## Start

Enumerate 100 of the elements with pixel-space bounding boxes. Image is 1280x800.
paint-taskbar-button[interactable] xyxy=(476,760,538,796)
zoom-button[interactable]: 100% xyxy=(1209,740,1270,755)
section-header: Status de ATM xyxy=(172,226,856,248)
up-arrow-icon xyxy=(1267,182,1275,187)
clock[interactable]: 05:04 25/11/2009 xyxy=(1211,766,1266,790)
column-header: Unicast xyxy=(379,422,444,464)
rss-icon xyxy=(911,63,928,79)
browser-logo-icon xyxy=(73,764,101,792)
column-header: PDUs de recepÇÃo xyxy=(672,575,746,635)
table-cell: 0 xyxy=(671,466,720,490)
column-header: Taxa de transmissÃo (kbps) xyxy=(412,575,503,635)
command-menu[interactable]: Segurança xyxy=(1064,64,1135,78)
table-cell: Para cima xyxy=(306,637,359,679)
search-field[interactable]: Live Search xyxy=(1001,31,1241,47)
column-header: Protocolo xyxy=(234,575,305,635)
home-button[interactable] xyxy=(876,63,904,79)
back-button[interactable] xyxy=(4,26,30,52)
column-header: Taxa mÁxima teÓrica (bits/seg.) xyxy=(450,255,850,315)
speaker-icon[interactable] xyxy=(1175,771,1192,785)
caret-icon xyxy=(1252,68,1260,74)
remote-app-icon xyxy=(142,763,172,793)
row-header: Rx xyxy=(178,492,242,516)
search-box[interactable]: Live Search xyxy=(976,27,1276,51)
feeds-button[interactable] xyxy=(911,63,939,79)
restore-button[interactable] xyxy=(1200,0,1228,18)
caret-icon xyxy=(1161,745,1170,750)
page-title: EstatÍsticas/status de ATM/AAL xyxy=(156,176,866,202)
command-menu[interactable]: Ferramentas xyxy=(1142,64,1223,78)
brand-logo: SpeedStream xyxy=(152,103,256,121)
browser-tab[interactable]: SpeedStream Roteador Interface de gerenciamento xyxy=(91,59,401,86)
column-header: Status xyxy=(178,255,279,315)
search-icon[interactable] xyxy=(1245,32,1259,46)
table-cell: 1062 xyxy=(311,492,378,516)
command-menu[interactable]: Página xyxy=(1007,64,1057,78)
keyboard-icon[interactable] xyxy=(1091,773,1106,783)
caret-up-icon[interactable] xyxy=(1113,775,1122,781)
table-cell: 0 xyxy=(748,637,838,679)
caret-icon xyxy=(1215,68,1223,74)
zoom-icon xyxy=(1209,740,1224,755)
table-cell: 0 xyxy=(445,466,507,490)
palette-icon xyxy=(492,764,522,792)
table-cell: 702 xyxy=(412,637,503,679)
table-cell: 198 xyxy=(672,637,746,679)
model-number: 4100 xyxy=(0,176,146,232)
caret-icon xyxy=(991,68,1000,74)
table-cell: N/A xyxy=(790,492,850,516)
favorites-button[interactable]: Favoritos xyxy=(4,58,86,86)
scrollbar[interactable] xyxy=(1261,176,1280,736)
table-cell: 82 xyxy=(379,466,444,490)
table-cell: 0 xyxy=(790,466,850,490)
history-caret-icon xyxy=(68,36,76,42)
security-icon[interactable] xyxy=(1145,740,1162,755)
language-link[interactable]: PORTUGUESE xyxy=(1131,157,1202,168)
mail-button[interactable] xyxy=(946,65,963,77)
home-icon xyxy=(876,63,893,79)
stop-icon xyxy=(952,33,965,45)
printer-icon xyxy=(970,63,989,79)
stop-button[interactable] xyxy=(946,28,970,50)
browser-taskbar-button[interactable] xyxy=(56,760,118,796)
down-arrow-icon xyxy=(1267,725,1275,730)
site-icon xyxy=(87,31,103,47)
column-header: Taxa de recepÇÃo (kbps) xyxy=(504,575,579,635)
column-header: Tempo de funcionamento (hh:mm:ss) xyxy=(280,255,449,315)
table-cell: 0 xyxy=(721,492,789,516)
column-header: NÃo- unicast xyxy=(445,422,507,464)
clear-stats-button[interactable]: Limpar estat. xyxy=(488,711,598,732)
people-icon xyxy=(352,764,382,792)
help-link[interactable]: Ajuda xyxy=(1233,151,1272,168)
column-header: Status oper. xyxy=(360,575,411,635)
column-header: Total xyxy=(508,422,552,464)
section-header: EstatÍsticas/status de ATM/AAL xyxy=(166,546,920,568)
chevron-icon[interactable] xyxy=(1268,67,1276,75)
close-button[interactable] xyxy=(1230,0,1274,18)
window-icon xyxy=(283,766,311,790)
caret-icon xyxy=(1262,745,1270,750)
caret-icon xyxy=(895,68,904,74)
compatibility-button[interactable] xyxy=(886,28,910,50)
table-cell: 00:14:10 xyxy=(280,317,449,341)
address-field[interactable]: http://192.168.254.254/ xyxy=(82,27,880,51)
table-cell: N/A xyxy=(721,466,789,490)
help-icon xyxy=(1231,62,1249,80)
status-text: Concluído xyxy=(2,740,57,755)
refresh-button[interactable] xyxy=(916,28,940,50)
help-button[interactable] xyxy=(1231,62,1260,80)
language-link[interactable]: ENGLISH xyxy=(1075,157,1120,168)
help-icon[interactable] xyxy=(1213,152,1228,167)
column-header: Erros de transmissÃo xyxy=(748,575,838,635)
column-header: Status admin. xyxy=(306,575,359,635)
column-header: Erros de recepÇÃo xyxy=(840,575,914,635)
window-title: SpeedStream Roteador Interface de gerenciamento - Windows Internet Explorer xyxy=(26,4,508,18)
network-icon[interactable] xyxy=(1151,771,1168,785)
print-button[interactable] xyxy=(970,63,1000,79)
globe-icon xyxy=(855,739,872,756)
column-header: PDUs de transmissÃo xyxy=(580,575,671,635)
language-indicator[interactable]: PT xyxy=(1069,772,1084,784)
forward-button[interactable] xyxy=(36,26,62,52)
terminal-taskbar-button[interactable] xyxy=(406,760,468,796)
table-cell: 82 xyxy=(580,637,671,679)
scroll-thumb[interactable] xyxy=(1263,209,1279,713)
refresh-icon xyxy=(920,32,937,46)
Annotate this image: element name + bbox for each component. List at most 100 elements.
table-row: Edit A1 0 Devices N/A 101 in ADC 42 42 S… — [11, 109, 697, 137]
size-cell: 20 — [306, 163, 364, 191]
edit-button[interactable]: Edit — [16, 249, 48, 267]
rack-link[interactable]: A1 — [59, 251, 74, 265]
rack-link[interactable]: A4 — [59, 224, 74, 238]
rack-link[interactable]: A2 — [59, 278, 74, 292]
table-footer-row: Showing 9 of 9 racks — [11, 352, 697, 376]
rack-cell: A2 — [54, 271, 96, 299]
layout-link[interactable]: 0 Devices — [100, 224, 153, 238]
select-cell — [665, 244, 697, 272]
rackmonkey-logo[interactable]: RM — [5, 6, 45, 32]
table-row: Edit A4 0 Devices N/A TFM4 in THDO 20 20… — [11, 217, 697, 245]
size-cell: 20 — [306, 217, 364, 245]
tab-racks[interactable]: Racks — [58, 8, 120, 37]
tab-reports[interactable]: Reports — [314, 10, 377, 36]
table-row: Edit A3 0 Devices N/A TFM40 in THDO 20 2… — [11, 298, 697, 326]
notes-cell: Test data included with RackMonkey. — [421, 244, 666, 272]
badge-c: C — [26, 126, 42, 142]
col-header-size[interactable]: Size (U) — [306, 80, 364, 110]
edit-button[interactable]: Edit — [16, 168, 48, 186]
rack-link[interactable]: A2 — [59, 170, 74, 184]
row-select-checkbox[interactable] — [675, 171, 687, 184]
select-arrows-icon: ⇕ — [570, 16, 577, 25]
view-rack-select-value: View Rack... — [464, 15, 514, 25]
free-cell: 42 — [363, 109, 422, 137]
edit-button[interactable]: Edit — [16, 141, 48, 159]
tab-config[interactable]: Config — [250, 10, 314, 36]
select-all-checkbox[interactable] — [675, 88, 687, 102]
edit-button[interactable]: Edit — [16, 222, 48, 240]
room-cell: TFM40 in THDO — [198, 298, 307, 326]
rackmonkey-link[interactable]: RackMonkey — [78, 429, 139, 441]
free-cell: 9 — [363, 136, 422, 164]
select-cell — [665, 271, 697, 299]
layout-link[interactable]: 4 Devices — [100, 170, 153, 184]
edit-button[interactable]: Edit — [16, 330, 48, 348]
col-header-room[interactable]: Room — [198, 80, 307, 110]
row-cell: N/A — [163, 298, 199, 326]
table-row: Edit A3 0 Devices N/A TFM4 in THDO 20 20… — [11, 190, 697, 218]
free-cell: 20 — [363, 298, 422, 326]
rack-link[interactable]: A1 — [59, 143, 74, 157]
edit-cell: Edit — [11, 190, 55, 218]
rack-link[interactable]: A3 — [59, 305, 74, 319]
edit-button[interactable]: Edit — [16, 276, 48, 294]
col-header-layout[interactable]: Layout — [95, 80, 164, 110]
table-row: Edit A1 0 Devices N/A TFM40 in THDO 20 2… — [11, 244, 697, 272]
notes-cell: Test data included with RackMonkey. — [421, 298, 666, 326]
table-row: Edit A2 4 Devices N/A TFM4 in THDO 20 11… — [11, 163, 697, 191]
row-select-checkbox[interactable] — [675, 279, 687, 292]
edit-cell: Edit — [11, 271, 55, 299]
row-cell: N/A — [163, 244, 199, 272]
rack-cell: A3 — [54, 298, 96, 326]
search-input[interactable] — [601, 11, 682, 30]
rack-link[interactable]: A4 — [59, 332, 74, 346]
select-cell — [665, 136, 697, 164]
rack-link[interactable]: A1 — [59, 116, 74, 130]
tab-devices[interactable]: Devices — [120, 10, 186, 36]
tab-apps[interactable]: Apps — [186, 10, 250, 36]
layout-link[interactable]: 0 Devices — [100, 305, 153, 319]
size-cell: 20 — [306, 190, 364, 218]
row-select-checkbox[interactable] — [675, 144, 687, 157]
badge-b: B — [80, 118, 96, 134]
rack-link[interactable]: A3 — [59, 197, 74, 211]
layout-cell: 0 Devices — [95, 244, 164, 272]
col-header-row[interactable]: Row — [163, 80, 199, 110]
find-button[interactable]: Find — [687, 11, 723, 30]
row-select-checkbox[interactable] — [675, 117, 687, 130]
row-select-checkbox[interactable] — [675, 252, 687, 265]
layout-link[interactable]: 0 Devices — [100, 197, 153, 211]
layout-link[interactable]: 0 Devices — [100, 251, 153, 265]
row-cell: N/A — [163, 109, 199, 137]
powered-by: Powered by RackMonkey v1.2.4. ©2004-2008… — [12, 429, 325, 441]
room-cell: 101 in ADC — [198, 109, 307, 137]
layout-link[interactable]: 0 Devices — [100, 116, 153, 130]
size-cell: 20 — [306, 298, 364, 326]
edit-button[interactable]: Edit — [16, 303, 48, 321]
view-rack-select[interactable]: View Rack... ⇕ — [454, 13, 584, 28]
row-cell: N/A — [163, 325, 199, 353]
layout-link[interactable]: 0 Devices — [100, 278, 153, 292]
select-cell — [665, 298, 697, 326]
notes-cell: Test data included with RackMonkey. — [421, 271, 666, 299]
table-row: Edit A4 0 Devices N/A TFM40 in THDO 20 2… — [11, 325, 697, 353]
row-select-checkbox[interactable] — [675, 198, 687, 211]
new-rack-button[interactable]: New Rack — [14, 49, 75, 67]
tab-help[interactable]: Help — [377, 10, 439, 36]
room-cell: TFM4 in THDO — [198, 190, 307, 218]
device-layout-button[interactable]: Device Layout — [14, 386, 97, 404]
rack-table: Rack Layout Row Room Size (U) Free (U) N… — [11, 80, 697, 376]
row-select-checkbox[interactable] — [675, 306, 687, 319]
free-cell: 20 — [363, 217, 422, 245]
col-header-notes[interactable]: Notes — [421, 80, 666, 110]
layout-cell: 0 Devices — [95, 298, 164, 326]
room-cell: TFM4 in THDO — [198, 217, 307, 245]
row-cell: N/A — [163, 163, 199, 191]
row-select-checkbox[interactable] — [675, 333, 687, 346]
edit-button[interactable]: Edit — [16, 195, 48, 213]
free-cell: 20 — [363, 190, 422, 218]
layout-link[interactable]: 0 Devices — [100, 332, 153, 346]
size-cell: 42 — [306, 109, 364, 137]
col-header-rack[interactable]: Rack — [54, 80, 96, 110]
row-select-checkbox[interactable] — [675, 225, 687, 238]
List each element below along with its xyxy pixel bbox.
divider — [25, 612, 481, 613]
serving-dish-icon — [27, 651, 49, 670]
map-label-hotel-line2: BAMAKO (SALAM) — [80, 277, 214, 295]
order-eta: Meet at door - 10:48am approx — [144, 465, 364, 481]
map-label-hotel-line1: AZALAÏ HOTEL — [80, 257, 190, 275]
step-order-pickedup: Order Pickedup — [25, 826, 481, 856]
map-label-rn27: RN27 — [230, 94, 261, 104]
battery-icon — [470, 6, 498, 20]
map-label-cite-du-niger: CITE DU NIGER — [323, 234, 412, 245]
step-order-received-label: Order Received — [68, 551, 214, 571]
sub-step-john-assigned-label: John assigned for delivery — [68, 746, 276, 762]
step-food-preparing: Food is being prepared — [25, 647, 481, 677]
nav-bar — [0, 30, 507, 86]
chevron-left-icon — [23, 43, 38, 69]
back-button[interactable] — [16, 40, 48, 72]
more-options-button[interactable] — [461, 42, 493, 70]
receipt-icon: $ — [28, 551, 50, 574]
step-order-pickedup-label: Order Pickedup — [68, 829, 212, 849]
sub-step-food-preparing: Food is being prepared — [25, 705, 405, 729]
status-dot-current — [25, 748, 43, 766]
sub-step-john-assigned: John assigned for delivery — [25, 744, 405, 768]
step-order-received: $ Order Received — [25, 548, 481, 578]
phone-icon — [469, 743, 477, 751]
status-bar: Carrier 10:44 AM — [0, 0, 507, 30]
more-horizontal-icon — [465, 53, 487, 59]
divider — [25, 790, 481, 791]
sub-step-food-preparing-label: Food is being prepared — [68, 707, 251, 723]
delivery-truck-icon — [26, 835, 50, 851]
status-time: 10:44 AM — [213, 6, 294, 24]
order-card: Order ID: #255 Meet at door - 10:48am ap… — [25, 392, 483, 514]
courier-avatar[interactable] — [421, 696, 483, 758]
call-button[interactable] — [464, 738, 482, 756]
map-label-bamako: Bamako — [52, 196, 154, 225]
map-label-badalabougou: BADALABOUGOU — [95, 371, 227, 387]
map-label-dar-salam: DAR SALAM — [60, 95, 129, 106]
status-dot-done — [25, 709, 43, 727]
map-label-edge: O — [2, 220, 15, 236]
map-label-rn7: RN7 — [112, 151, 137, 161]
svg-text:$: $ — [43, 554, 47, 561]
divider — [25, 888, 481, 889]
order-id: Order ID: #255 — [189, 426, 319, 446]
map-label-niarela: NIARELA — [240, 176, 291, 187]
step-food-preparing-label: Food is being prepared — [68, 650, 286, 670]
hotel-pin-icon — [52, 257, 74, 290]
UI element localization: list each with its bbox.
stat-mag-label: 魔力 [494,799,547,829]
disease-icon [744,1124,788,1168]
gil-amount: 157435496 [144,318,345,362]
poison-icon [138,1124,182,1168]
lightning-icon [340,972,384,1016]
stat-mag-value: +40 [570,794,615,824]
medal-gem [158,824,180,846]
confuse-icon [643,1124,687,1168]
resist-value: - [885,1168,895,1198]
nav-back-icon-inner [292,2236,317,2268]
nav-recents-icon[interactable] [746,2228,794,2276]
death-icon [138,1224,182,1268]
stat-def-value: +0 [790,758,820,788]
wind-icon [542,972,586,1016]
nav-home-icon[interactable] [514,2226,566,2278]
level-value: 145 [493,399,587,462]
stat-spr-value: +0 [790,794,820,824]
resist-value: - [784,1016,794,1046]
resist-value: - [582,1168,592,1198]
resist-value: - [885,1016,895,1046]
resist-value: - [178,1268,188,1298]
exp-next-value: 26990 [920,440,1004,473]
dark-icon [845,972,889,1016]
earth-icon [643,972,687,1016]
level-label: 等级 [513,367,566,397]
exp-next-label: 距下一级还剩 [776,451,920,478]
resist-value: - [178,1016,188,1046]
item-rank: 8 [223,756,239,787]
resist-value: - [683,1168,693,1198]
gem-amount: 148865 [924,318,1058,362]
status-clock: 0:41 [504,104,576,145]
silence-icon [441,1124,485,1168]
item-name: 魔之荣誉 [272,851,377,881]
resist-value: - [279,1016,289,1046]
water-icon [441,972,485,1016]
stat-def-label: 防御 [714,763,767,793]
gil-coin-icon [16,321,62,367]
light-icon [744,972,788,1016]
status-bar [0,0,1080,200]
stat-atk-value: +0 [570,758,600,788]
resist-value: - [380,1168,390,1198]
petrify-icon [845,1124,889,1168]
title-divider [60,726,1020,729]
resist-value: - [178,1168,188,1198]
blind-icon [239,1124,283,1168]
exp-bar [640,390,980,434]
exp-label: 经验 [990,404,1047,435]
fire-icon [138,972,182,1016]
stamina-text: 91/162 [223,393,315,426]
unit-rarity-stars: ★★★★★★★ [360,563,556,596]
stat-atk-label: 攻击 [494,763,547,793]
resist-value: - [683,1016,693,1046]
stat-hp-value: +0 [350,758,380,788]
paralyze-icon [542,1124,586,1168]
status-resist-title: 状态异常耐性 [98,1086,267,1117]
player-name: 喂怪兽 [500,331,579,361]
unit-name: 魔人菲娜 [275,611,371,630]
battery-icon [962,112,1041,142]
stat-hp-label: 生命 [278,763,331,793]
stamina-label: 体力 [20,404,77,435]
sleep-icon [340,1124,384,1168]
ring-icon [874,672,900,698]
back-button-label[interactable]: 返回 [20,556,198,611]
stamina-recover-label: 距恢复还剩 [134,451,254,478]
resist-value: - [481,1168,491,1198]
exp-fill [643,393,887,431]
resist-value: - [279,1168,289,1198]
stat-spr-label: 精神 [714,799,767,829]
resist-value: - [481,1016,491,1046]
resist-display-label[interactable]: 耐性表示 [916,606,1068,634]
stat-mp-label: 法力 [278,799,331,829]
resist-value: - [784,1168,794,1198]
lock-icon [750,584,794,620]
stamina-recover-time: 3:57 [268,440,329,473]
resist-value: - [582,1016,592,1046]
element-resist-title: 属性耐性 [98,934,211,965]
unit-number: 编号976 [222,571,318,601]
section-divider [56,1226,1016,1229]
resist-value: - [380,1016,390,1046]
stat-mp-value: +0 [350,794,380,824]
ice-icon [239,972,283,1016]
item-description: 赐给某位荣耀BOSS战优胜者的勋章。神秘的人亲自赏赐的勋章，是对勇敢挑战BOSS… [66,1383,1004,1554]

## End

WHAT YOU HAVE TO DO: Rewrite the rows from the first one through the line containing "keyboard-icon[interactable] xyxy=(1091,773,1106,783)", inclusive, with "caret-icon" replaced by "chevron-icon" and everything else left as it is.

FINISHED TASK:
Enumerate 100 of the elements with pixel-space bounding boxes. Image is 1280x800.
paint-taskbar-button[interactable] xyxy=(476,760,538,796)
zoom-button[interactable]: 100% xyxy=(1209,740,1270,755)
section-header: Status de ATM xyxy=(172,226,856,248)
up-arrow-icon xyxy=(1267,182,1275,187)
clock[interactable]: 05:04 25/11/2009 xyxy=(1211,766,1266,790)
column-header: Unicast xyxy=(379,422,444,464)
rss-icon xyxy=(911,63,928,79)
browser-logo-icon xyxy=(73,764,101,792)
column-header: PDUs de recepÇÃo xyxy=(672,575,746,635)
table-cell: 0 xyxy=(671,466,720,490)
column-header: Taxa de transmissÃo (kbps) xyxy=(412,575,503,635)
command-menu[interactable]: Segurança xyxy=(1064,64,1135,78)
table-cell: Para cima xyxy=(306,637,359,679)
search-field[interactable]: Live Search xyxy=(1001,31,1241,47)
column-header: Protocolo xyxy=(234,575,305,635)
home-button[interactable] xyxy=(876,63,904,79)
back-button[interactable] xyxy=(4,26,30,52)
column-header: Taxa mÁxima teÓrica (bits/seg.) xyxy=(450,255,850,315)
speaker-icon[interactable] xyxy=(1175,771,1192,785)
chevron-icon xyxy=(1252,68,1260,74)
remote-app-icon xyxy=(142,763,172,793)
row-header: Rx xyxy=(178,492,242,516)
search-box[interactable]: Live Search xyxy=(976,27,1276,51)
feeds-button[interactable] xyxy=(911,63,939,79)
restore-button[interactable] xyxy=(1200,0,1228,18)
chevron-icon xyxy=(1161,745,1170,750)
page-title: EstatÍsticas/status de ATM/AAL xyxy=(156,176,866,202)
command-menu[interactable]: Ferramentas xyxy=(1142,64,1223,78)
brand-logo: SpeedStream xyxy=(152,103,256,121)
browser-tab[interactable]: SpeedStream Roteador Interface de gerenciamento xyxy=(91,59,401,86)
column-header: Status xyxy=(178,255,279,315)
search-icon[interactable] xyxy=(1245,32,1259,46)
table-cell: 1062 xyxy=(311,492,378,516)
command-menu[interactable]: Página xyxy=(1007,64,1057,78)
keyboard-icon[interactable] xyxy=(1091,773,1106,783)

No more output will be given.